▶ **DATASET RECORDS**:
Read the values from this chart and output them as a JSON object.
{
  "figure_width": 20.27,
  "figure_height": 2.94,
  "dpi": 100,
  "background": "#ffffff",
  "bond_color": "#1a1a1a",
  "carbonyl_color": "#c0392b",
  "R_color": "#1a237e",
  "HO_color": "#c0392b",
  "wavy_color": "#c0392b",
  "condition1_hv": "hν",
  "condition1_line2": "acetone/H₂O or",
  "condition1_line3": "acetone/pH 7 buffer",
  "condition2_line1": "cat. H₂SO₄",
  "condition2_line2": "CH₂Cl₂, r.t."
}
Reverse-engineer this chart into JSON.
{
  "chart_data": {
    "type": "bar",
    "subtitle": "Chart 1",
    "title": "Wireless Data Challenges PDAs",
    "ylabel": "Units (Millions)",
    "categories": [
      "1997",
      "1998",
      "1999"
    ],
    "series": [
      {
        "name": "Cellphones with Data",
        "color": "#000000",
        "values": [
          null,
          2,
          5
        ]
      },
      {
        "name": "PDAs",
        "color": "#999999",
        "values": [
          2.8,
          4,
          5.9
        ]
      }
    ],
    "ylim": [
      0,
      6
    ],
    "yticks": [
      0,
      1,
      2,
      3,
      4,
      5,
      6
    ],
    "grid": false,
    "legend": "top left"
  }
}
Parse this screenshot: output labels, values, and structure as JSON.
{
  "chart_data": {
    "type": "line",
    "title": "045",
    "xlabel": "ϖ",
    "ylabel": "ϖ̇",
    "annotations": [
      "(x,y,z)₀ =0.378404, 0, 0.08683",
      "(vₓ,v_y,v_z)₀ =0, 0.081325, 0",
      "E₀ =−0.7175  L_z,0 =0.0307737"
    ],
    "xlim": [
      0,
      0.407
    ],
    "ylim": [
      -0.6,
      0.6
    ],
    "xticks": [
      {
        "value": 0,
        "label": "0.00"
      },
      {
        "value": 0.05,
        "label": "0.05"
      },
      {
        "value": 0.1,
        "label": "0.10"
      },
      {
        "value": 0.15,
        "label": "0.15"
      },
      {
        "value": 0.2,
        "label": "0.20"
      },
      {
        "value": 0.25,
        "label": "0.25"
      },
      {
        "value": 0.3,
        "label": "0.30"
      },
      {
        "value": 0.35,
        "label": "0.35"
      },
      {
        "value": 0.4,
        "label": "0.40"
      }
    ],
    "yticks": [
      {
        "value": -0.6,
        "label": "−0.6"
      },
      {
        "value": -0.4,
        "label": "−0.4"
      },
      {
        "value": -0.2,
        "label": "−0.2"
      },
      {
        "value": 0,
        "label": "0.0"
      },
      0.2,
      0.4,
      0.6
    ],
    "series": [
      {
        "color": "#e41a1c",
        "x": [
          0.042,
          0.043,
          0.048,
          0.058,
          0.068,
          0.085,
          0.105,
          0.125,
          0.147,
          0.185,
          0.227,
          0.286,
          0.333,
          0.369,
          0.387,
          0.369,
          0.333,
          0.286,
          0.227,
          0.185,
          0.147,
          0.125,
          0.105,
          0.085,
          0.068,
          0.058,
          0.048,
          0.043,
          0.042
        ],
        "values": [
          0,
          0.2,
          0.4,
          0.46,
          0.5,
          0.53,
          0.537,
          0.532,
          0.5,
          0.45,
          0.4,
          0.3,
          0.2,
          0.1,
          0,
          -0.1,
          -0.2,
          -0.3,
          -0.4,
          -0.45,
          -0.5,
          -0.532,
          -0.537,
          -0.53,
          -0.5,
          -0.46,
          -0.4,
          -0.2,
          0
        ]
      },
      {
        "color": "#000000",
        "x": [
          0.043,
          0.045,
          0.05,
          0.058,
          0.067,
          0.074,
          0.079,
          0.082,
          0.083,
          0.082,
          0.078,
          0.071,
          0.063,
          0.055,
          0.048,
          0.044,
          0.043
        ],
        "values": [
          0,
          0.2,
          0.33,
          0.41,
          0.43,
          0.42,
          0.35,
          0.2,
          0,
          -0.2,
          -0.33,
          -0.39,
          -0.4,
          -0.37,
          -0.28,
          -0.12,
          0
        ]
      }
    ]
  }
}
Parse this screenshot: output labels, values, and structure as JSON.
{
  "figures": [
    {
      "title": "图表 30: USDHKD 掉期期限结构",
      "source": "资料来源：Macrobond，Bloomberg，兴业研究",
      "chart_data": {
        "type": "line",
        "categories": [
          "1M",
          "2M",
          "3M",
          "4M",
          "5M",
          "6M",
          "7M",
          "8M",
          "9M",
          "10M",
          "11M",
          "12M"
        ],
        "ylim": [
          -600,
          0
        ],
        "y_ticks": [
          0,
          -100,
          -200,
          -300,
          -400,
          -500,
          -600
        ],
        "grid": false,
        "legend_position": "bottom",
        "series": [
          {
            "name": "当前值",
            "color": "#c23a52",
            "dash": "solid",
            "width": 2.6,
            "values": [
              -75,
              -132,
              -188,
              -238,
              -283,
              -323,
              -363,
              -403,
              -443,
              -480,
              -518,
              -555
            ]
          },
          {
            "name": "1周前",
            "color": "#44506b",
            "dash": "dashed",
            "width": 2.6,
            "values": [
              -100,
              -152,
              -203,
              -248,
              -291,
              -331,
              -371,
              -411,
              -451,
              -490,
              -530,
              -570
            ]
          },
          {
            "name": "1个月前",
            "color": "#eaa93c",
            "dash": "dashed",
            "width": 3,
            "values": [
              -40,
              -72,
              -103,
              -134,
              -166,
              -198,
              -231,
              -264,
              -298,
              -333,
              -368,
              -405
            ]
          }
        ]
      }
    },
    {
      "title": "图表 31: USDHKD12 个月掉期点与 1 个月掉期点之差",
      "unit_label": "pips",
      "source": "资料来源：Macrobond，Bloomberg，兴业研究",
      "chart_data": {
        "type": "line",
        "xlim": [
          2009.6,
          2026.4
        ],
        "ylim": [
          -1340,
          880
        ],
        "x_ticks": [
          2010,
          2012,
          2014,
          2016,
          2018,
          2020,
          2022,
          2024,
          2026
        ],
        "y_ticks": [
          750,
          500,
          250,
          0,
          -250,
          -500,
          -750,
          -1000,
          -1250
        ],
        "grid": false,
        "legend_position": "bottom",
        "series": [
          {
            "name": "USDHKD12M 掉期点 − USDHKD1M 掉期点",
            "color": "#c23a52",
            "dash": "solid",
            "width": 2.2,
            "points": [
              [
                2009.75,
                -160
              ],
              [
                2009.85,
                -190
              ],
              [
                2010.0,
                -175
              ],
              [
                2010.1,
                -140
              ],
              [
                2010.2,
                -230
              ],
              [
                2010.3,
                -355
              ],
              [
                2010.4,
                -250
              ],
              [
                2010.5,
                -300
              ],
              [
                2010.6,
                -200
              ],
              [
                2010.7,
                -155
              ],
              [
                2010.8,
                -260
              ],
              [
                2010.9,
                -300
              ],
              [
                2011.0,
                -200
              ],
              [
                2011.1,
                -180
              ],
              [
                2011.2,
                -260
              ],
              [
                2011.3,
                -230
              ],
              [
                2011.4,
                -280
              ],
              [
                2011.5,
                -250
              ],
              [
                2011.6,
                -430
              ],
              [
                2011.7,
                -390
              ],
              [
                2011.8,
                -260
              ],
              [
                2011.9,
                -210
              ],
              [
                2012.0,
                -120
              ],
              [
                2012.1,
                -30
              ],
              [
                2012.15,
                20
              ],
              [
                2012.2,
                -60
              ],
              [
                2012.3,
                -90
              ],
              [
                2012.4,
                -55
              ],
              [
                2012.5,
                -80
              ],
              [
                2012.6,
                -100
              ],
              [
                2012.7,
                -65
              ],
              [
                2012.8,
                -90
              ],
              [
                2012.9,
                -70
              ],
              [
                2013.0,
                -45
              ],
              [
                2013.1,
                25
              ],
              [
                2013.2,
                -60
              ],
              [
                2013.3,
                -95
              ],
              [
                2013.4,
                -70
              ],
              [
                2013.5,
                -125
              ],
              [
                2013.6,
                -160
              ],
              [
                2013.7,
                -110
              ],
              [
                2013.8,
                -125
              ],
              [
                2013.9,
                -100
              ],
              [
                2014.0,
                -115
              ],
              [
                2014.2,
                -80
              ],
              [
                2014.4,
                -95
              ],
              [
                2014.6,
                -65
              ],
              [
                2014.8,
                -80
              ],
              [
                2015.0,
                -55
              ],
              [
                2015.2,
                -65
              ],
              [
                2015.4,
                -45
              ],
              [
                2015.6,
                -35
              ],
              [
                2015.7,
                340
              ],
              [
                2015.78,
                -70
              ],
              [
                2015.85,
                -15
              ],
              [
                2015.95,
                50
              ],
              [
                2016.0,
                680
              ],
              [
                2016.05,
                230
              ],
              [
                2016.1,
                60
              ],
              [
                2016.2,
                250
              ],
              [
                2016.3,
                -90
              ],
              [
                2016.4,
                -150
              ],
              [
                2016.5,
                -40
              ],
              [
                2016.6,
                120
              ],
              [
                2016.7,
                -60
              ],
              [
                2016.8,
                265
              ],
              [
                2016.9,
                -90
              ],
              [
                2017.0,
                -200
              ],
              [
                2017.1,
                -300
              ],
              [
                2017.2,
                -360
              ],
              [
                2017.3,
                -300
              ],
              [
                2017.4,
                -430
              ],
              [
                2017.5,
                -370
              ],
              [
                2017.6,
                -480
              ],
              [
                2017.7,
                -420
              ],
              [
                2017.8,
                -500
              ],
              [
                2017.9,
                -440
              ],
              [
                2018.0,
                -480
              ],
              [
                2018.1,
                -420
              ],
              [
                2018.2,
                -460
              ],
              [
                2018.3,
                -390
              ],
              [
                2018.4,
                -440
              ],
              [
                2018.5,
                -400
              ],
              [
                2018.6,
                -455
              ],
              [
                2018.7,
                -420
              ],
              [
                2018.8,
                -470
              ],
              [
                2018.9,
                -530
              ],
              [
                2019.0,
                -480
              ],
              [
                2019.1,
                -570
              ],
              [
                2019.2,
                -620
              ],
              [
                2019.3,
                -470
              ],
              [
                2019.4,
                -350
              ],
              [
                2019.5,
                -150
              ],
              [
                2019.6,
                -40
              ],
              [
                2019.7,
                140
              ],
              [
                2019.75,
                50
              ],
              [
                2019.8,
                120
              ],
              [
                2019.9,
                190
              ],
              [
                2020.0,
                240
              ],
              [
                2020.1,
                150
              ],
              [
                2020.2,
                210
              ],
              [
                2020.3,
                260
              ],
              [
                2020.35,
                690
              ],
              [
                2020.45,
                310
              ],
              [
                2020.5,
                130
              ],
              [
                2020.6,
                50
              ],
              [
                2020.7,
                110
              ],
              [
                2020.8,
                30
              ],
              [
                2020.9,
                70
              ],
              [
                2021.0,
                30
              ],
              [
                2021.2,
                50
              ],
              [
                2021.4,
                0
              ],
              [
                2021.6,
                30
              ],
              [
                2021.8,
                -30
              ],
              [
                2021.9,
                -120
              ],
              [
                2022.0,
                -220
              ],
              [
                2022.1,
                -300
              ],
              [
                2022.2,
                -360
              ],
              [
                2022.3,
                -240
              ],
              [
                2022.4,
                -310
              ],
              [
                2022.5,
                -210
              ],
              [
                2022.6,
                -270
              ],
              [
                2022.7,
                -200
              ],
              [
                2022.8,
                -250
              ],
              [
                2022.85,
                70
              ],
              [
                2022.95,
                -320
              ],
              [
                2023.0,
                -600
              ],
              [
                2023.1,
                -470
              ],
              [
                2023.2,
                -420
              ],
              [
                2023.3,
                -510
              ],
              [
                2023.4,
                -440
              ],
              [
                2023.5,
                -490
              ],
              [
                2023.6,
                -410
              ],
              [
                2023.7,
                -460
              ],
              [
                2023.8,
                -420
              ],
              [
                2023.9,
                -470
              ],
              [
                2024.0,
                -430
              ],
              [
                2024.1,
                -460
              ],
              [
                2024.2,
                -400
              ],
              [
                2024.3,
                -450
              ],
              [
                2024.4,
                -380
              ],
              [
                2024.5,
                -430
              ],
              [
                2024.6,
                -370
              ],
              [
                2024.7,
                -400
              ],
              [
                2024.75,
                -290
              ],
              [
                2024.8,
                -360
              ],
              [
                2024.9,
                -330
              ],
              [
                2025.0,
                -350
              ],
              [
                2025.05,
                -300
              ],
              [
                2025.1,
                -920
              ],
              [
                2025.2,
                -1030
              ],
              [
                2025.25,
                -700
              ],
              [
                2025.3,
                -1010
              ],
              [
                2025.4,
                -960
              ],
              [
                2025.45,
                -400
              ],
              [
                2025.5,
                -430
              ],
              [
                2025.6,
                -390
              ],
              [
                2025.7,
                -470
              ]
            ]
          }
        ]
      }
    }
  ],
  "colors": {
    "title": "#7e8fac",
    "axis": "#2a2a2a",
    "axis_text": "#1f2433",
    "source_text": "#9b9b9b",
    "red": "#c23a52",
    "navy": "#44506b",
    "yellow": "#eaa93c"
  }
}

▶ **STATED GOAL**:
Report how many lines of the entries hold the word "PDAs". Nothing else is needed.

▶ **RESPONSE TO THE EXERCISE**:
2